(Data extracted from a collection)
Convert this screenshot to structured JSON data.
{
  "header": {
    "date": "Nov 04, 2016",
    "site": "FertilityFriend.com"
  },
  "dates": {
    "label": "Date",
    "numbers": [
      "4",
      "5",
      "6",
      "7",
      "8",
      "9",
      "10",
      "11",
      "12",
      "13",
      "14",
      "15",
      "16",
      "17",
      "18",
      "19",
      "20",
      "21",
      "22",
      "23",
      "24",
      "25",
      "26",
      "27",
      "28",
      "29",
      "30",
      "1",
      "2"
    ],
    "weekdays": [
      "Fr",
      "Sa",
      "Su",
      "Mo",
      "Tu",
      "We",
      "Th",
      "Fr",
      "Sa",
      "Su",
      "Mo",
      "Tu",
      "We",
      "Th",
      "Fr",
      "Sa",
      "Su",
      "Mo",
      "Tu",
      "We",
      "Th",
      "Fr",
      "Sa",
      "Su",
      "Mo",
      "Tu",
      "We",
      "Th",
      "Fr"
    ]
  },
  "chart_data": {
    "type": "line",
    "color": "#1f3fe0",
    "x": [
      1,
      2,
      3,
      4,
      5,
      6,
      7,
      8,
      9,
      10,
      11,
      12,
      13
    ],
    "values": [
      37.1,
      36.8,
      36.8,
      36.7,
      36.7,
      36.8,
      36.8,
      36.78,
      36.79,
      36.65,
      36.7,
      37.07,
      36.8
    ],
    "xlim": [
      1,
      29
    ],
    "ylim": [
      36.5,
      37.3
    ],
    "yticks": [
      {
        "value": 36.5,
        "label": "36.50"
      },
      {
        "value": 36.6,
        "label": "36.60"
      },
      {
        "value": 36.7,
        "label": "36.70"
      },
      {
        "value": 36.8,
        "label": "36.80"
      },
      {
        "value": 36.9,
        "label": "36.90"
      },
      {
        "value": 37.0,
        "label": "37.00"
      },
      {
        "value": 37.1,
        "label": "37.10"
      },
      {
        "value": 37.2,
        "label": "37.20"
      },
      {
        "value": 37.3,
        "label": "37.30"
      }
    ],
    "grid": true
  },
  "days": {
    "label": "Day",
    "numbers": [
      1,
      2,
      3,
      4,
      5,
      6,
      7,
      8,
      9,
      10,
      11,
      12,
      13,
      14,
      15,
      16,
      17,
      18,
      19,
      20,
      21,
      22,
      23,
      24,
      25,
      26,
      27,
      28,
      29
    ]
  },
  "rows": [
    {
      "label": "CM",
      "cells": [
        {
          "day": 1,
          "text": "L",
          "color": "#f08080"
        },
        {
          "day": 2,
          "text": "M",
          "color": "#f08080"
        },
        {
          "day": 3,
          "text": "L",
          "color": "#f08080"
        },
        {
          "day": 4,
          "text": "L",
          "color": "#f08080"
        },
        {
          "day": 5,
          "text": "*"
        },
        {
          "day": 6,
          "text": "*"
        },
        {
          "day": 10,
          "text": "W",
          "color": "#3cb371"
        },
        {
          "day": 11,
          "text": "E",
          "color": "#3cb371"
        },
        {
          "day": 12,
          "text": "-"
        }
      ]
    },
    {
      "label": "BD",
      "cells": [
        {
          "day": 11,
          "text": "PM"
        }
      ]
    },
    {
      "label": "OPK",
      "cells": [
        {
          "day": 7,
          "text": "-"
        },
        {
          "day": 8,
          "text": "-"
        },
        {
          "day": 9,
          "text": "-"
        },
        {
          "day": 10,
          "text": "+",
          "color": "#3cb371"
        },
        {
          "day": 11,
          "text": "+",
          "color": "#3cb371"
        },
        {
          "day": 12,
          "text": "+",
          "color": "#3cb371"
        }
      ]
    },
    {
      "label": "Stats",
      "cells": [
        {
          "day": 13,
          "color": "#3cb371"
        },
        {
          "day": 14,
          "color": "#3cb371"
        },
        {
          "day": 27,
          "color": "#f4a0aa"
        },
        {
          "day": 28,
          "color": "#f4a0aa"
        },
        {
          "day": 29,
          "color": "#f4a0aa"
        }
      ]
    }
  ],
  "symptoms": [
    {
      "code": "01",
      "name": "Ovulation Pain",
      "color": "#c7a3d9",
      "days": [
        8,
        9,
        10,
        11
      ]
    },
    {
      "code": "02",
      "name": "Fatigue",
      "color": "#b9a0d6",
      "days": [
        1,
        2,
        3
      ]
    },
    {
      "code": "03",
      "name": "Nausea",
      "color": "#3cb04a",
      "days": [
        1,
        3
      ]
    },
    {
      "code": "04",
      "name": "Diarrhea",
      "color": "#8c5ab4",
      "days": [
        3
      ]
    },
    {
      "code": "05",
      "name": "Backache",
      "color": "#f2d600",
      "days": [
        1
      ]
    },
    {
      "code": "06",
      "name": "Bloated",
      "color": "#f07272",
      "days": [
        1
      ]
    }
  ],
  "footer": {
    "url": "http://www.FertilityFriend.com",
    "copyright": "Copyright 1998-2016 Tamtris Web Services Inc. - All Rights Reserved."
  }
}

STATED EXERCISE:
Find every line that has "name" in it, then return those lines.

SOLUTION FOR THIS TASK:
      "name": "Ovulation Pain",
      "name": "Fatigue",
      "name": "Nausea",
      "name": "Diarrhea",
      "name": "Backache",
      "name": "Bloated",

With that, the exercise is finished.